Dataset excerpts
## Start
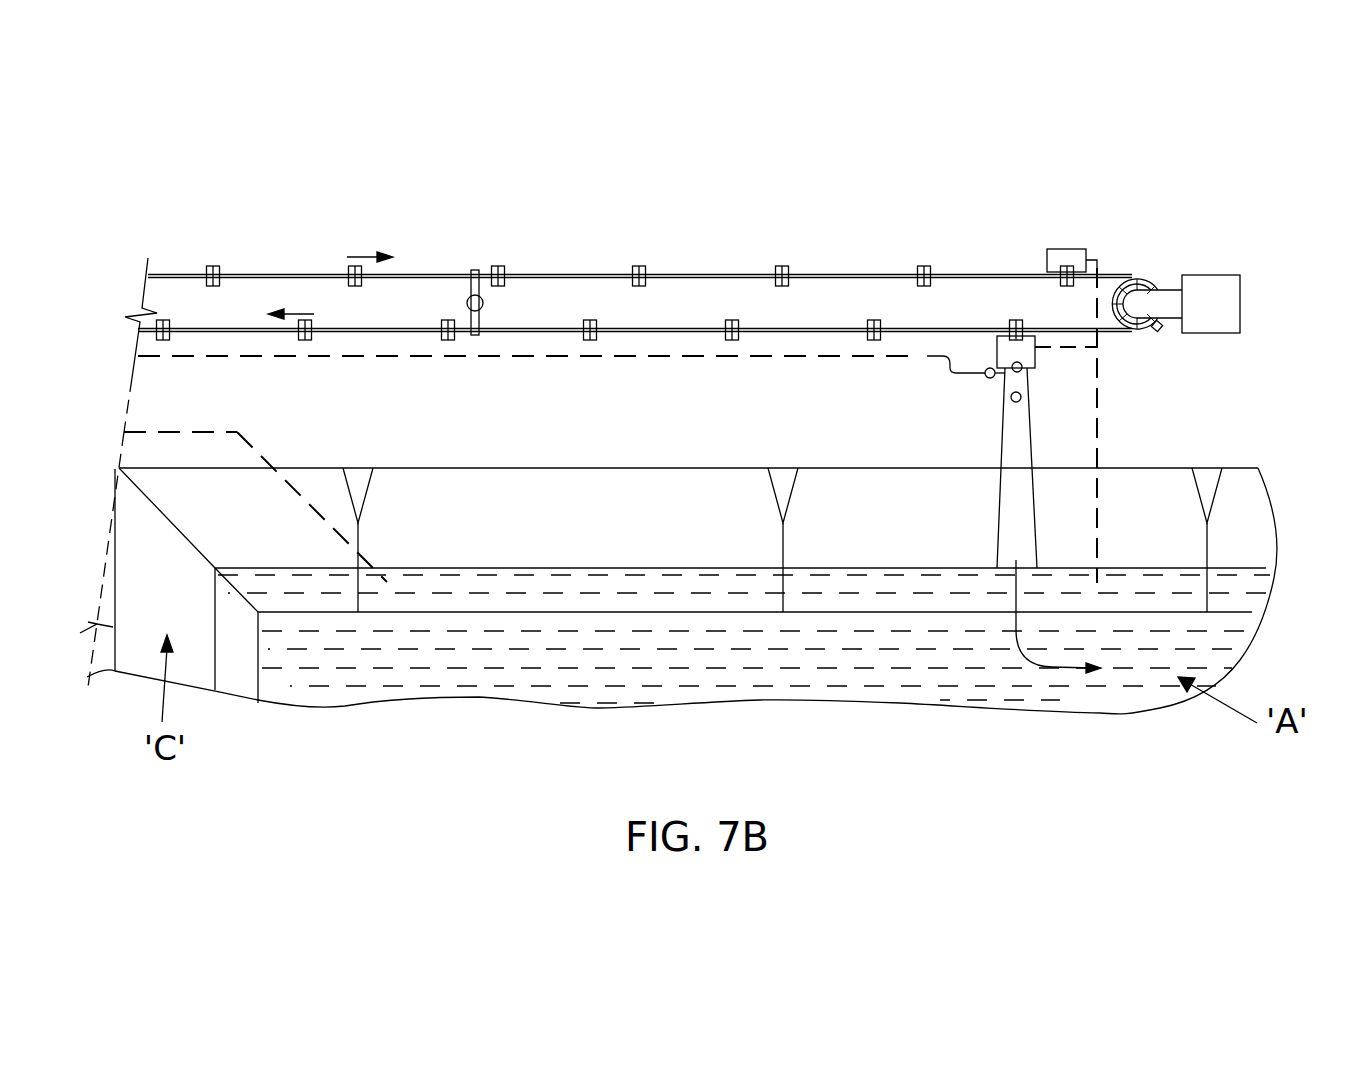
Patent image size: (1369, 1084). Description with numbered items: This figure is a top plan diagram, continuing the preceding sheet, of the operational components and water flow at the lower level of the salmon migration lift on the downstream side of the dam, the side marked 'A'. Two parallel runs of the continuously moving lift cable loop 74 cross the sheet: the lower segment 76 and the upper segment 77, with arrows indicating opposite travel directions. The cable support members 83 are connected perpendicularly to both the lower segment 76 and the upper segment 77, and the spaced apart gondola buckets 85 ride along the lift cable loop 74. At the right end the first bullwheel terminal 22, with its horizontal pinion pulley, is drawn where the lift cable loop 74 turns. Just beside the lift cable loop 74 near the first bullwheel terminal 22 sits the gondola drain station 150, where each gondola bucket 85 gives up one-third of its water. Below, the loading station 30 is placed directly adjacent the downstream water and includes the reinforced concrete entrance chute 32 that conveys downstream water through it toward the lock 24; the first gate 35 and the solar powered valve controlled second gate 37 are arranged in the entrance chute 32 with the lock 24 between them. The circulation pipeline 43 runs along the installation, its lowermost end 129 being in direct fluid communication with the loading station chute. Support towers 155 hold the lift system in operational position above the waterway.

The first bullwheel terminal 22 is at (1196, 276).
The lock 24 is at (1027, 383).
The loading station 30 is at (1037, 356).
The entrance chute 32 is at (1027, 498).
The first gate 35 is at (1021, 401).
The second gate 37 is at (1013, 362).
The circulation pipeline 43 is at (895, 358).
The lift cable loop 74 is at (693, 268).
The lower segment 76 is at (609, 328).
The upper segment 77 is at (732, 274).
The cable support member 83 is at (470, 286).
The gondola bucket 85 is at (1017, 325).
The lowermost end 129 is at (968, 374).
The gondola drain station 150 is at (1067, 249).
The support tower 155 is at (1208, 540).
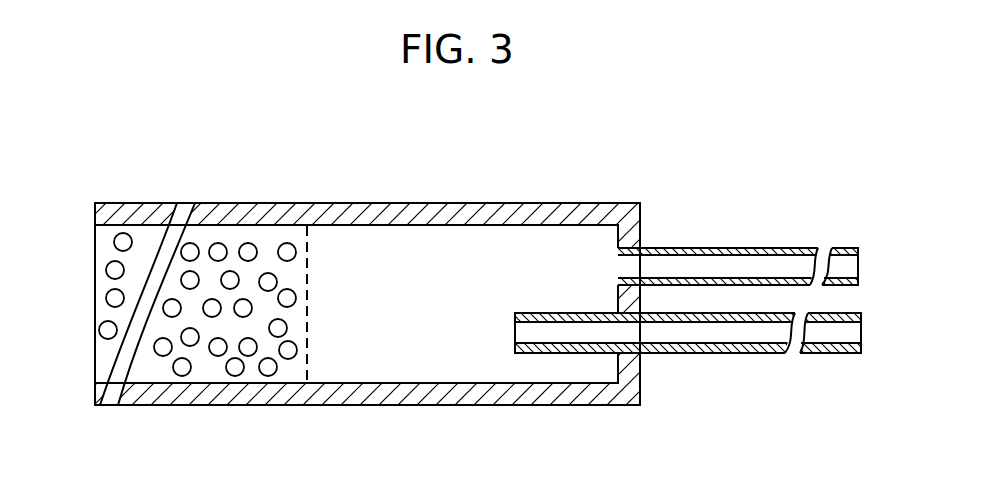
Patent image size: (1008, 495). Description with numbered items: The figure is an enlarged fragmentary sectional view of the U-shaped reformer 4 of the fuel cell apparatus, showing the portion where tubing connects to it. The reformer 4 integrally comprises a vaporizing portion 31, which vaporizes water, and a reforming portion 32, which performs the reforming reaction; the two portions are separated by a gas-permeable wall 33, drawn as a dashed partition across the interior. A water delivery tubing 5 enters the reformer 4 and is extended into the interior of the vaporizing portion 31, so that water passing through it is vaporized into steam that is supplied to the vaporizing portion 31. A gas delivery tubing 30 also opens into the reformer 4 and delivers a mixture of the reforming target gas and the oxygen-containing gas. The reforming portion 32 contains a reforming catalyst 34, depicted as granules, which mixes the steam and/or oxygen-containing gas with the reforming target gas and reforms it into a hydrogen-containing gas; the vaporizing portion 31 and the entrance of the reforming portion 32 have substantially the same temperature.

The reformer 4 is at (548, 168).
The water delivery tubing 5 is at (735, 354).
The gas delivery tubing 30 is at (735, 248).
The vaporizing portion 31 is at (369, 240).
The reforming portion 32 is at (233, 238).
The gas-permeable wall 33 is at (308, 363).
The reforming catalyst 34 is at (163, 356).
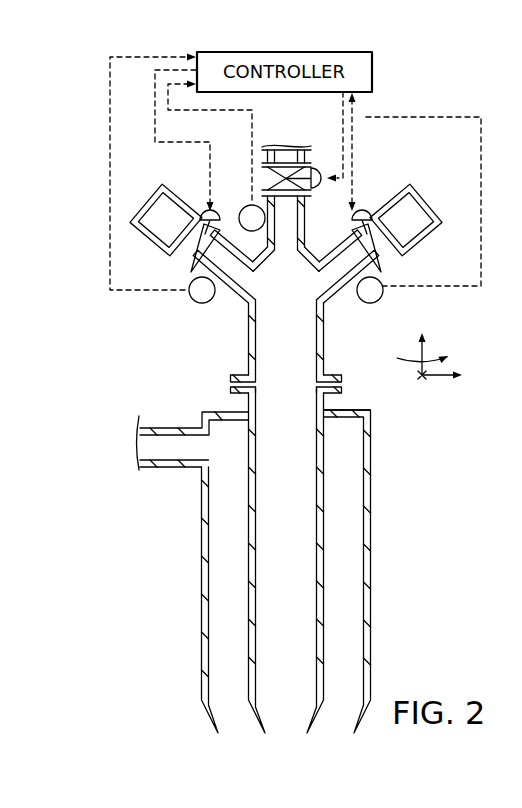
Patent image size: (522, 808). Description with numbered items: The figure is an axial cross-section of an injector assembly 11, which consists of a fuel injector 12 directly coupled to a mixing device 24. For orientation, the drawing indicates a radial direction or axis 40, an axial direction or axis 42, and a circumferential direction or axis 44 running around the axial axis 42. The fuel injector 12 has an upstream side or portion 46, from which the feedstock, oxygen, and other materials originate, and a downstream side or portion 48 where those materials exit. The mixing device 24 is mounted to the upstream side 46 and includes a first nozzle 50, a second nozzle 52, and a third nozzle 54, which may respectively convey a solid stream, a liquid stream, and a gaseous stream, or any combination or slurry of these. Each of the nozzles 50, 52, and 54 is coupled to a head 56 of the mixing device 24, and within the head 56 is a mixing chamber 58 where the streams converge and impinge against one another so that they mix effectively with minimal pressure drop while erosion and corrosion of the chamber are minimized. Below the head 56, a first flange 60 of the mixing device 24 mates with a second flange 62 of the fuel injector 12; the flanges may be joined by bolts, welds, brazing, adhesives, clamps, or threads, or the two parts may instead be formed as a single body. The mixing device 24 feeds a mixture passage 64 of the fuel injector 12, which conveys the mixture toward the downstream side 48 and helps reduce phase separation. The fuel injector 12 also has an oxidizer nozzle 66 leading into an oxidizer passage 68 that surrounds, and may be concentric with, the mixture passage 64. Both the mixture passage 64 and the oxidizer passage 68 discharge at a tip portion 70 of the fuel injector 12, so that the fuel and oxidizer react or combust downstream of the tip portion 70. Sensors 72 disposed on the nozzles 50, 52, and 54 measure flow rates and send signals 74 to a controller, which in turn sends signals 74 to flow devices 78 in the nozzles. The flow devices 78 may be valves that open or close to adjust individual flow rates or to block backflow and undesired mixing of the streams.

The injector assembly 11 is at (418, 430).
The fuel injector 12 is at (381, 571).
The mixing device 24 is at (228, 322).
The radial direction or axis 40 is at (450, 365).
The axial direction or axis 42 is at (424, 350).
The circumferential direction or axis 44 is at (447, 360).
The upstream side or portion 46 is at (181, 174).
The downstream side or portion 48 is at (180, 627).
The first nozzle 50 is at (163, 250).
The second nozzle 52 is at (264, 158).
The third nozzle 54 is at (412, 235).
The head 56 is at (312, 253).
The mixing chamber 58 is at (292, 295).
The first flange 60 is at (326, 372).
The second flange 62 is at (326, 398).
The mixture passage 64 is at (340, 478).
The oxidizer nozzle 66 is at (163, 468).
The oxidizer passage 68 is at (203, 546).
The tip portion 70 is at (288, 752).
The sensor 72 is at (244, 208).
The signal 74 is at (174, 85).
The flow device 78 is at (314, 166).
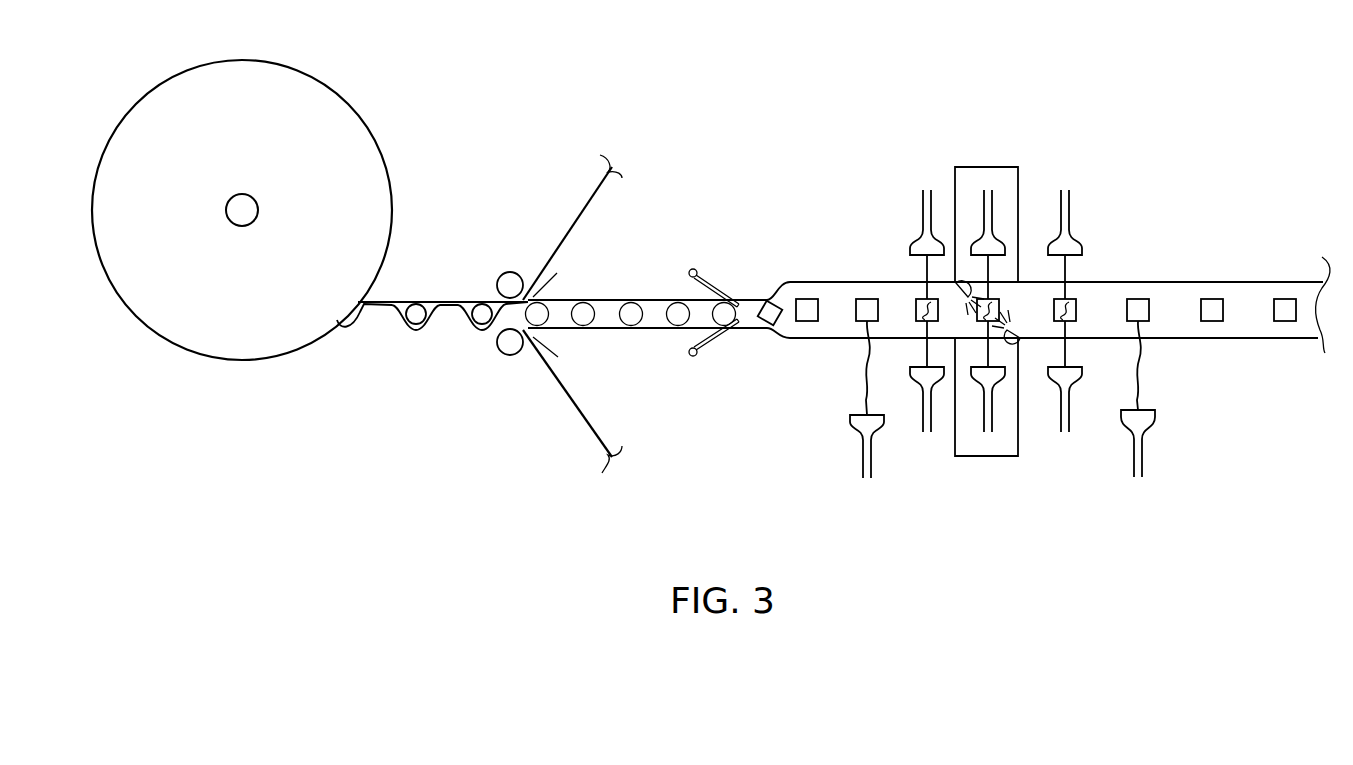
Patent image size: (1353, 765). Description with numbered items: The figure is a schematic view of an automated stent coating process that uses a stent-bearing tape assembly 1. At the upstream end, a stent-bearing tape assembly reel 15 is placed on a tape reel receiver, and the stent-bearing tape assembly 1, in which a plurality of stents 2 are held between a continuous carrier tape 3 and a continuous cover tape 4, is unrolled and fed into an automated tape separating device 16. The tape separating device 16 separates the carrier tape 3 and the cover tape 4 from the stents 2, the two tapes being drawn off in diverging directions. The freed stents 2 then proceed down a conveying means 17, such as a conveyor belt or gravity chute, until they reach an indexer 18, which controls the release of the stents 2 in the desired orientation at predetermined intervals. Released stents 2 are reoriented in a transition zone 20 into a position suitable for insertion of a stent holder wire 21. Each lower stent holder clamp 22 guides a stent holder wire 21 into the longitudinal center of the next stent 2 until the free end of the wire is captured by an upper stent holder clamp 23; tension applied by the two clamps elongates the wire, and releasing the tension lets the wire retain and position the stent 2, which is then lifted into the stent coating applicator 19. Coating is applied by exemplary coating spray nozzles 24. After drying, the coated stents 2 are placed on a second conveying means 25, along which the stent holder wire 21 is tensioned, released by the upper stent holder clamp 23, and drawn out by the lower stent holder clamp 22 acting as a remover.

The stent-bearing tape assembly 1 is at (367, 337).
The stents 2 is at (492, 302).
The carrier tape 3 is at (572, 221).
The cover tape 4 is at (553, 383).
The stent-bearing tape assembly reel 15 is at (217, 145).
The tape separating device 16 is at (548, 342).
The conveying means 17 is at (654, 298).
The indexer 18 is at (695, 270).
The stent coating applicator 19 is at (987, 163).
The transition zone 20 is at (782, 297).
The stent holder wire 21 is at (863, 393).
The lower stent holder clamp 22 is at (862, 467).
The upper stent holder clamp 23 is at (918, 224).
The coating spray nozzles 24 is at (961, 282).
The second conveying means 25 is at (1184, 281).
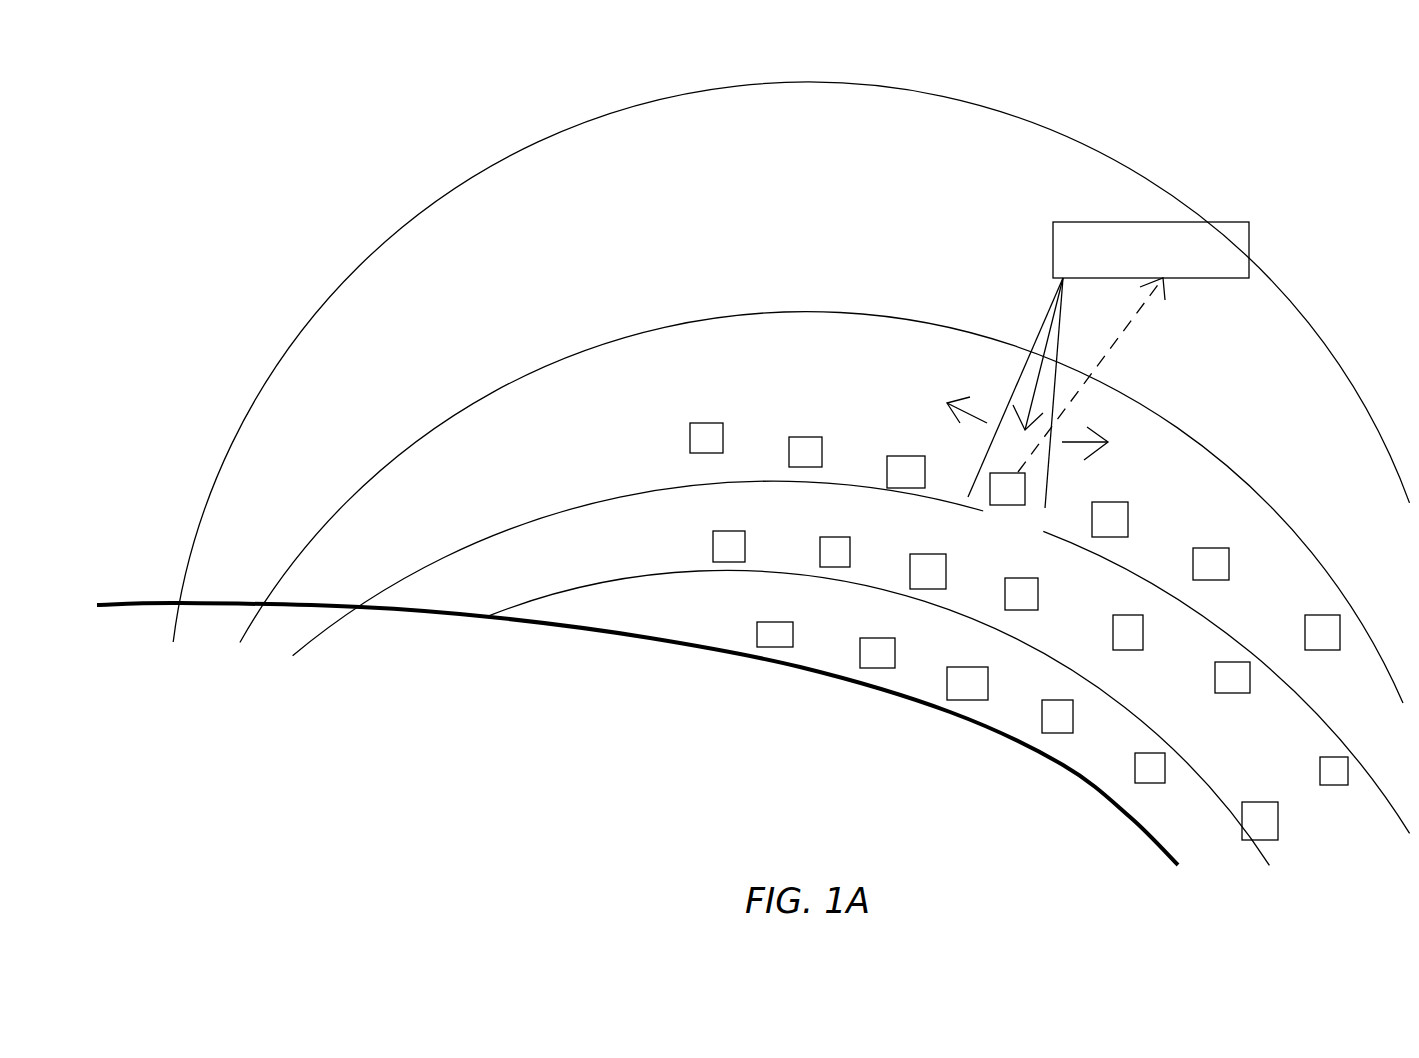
## End
● Instructions to follow:
Put every line of the listing above into a JSON list of strings, one string per line. Skip blank lines and leave the pictures out.

● Output of the task:
[
  "Patent image size: (1369, 1084). Description with numbered items: This figure is a top plan diagram, continuing the preceding sheet, of the operational components and water flow at the lower level of the salmon migration lift on the downstream side of the dam, the side marked 'A'. Two parallel runs of the continuously moving lift cable loop 74 cross the sheet: the lower segment 76 and the upper segment 77, with arrows indicating opposite travel directions. The cable support members 83 are connected perpendicularly to both the lower segment 76 and the upper segment 77, and the spaced apart gondola buckets 85 ride along the lift cable loop 74. At the right end the first bullwheel terminal 22, with its horizontal pinion pulley, is drawn where the lift cable loop 74 turns. Just beside the lift cable loop 74 near the first bullwheel terminal 22 sits the gondola drain station 150, where each gondola bucket 85 gives up one-third of its water. Below, the loading station 30 is placed directly adjacent the downstream water and includes the reinforced concrete entrance chute 32 that conveys downstream water through it toward the lock 24; the first gate 35 and the solar powered valve controlled second gate 37 are arranged in the entrance chute 32 with the lock 24 between them. The circulation pipeline 43 runs along the installation, its lowermost end 129 being in direct fluid communication with the loading station chute. Support towers 155 hold the lift system in operational position above the waterway.",
  "The first bullwheel terminal 22 is at (1196, 276).",
  "The lock 24 is at (1027, 383).",
  "The loading station 30 is at (1037, 356).",
  "The entrance chute 32 is at (1027, 498).",
  "The first gate 35 is at (1021, 401).",
  "The second gate 37 is at (1013, 362).",
  "The circulation pipeline 43 is at (895, 358).",
  "The lift cable loop 74 is at (693, 268).",
  "The lower segment 76 is at (609, 328).",
  "The upper segment 77 is at (732, 274).",
  "The cable support member 83 is at (470, 286).",
  "The gondola bucket 85 is at (1017, 325).",
  "The lowermost end 129 is at (968, 374).",
  "The gondola drain station 150 is at (1067, 249).",
  "The support tower 155 is at (1208, 540).",
  "Patent image size: (1008, 495). Description with numbered items: The figure is an enlarged fragmentary sectional view of the U-shaped reformer 4 of the fuel cell apparatus, showing the portion where tubing connects to it. The reformer 4 integrally comprises a vaporizing portion 31, which vaporizes water, and a reforming portion 32, which performs the reforming reaction; the two portions are separated by a gas-permeable wall 33, drawn as a dashed partition across the interior. A water delivery tubing 5 enters the reformer 4 and is extended into the interior of the vaporizing portion 31, so that water passing through it is vaporized into steam that is supplied to the vaporizing portion 31. A gas delivery tubing 30 also opens into the reformer 4 and delivers a mixture of the reforming target gas and the oxygen-containing gas. The reforming portion 32 contains a reforming catalyst 34, depicted as granules, which mixes the steam and/or oxygen-containing gas with the reforming target gas and reforms it into a hydrogen-containing gas; the vaporizing portion 31 and the entrance of the reforming portion 32 have substantially the same temperature.",
  "The reformer 4 is at (548, 168).",
  "The water delivery tubing 5 is at (735, 354).",
  "The gas delivery tubing 30 is at (735, 248).",
  "The vaporizing portion 31 is at (369, 240).",
  "The reforming portion 32 is at (233, 238).",
  "The gas-permeable wall 33 is at (308, 363).",
  "The reforming catalyst 34 is at (163, 356).",
  "Patent image size: (522, 808). Description with numbered items: The figure is an axial cross-section of an injector assembly 11, which consists of a fuel injector 12 directly coupled to a mixing device 24. For orientation, the drawing indicates a radial direction or axis 40, an axial direction or axis 42, and a circumferential direction or axis 44 running around the axial axis 42. The fuel injector 12 has an upstream side or portion 46, from which the feedstock, oxygen, and other materials originate, and a downstream side or portion 48 where those materials exit. The mixing device 24 is mounted to the upstream side 46 and includes a first nozzle 50, a second nozzle 52, and a third nozzle 54, which may respectively convey a solid stream, a liquid stream, and a gaseous stream, or any combination or slurry of these. Each of the nozzles 50, 52, and 54 is coupled to a head 56 of the mixing device 24, and within the head 56 is a mixing chamber 58 where the streams converge and impinge against one another so that they mix effectively with minimal pressure drop while erosion and corrosion of the chamber are minimized. Below the head 56, a first flange 60 of the mixing device 24 mates with a second flange 62 of the fuel injector 12; the flanges may be joined by bolts, welds, brazing, adhesives, clamps, or threads, or the two parts may instead be formed as a single body. The mixing device 24 feeds a mixture passage 64 of the fuel injector 12, which conveys the mixture toward the downstream side 48 and helps reduce phase separation. The fuel injector 12 also has an oxidizer nozzle 66 leading into an oxidizer passage 68 that surrounds, and may be concentric with, the mixture passage 64. Both the mixture passage 64 and the oxidizer passage 68 discharge at a tip portion 70 of the fuel injector 12, so that the fuel and oxidizer react or combust downstream of the tip portion 70. Sensors 72 disposed on the nozzles 50, 52, and 54 measure flow rates and send signals 74 to a controller, which in turn sends signals 74 to flow devices 78 in the nozzles. The flow devices 78 may be valves that open or close to adjust individual flow rates or to block backflow and undesired mixing of the streams.",
  "The injector assembly 11 is at (418, 430).",
  "The fuel injector 12 is at (381, 571).",
  "The mixing device 24 is at (228, 322).",
  "The radial direction or axis 40 is at (450, 365).",
  "The axial direction or axis 42 is at (424, 350).",
  "The circumferential direction or axis 44 is at (447, 360).",
  "The upstream side or portion 46 is at (181, 174).",
  "The downstream side or portion 48 is at (180, 627).",
  "The first nozzle 50 is at (163, 250).",
  "The second nozzle 52 is at (264, 158).",
  "The third nozzle 54 is at (412, 235).",
  "The head 56 is at (312, 253).",
  "The mixing chamber 58 is at (292, 295).",
  "The first flange 60 is at (326, 372).",
  "The second flange 62 is at (326, 398).",
  "The mixture passage 64 is at (340, 478).",
  "The oxidizer nozzle 66 is at (163, 468).",
  "The oxidizer passage 68 is at (203, 546).",
  "The tip portion 70 is at (288, 752).",
  "The sensor 72 is at (244, 208).",
  "The signal 74 is at (174, 85).",
  "The flow device 78 is at (314, 166).",
  "Patent image size: (1353, 765). Description with numbered items: The figure is a schematic view of an automated stent coating process that uses a stent-bearing tape assembly 1. At the upstream end, a stent-bearing tape assembly reel 15 is placed on a tape reel receiver, and the stent-bearing tape assembly 1, in which a plurality of stents 2 are held between a continuous carrier tape 3 and a continuous cover tape 4, is unrolled and fed into an automated tape separating device 16. The tape separating device 16 separates the carrier tape 3 and the cover tape 4 from the stents 2, the two tapes being drawn off in diverging directions. The freed stents 2 then proceed down a conveying means 17, such as a conveyor belt or gravity chute, until they reach an indexer 18, which controls the release of the stents 2 in the desired orientation at predetermined intervals. Released stents 2 are reoriented in a transition zone 20 into a position suitable for insertion of a stent holder wire 21. Each lower stent holder clamp 22 guides a stent holder wire 21 into the longitudinal center of the next stent 2 until the free end of the wire is captured by an upper stent holder clamp 23; tension applied by the two clamps elongates the wire, and releasing the tension lets the wire retain and position the stent 2, which is then lifted into the stent coating applicator 19. Coating is applied by exemplary coating spray nozzles 24. After drying, the coated stents 2 are placed on a second conveying means 25, along which the stent holder wire 21 is tensioned, released by the upper stent holder clamp 23, and drawn out by the lower stent holder clamp 22 acting as a remover.",
  "The stent-bearing tape assembly 1 is at (367, 337).",
  "The stents 2 is at (492, 302).",
  "The carrier tape 3 is at (572, 221).",
  "The cover tape 4 is at (553, 383).",
  "The stent-bearing tape assembly reel 15 is at (217, 145).",
  "The tape separating device 16 is at (548, 342).",
  "The conveying means 17 is at (654, 298).",
  "The indexer 18 is at (695, 270).",
  "The stent coating applicator 19 is at (987, 163).",
  "The transition zone 20 is at (782, 297).",
  "The stent holder wire 21 is at (863, 393).",
  "The lower stent holder clamp 22 is at (862, 467).",
  "The upper stent holder clamp 23 is at (918, 224).",
  "The coating spray nozzles 24 is at (961, 282).",
  "The second conveying means 25 is at (1184, 281)."
]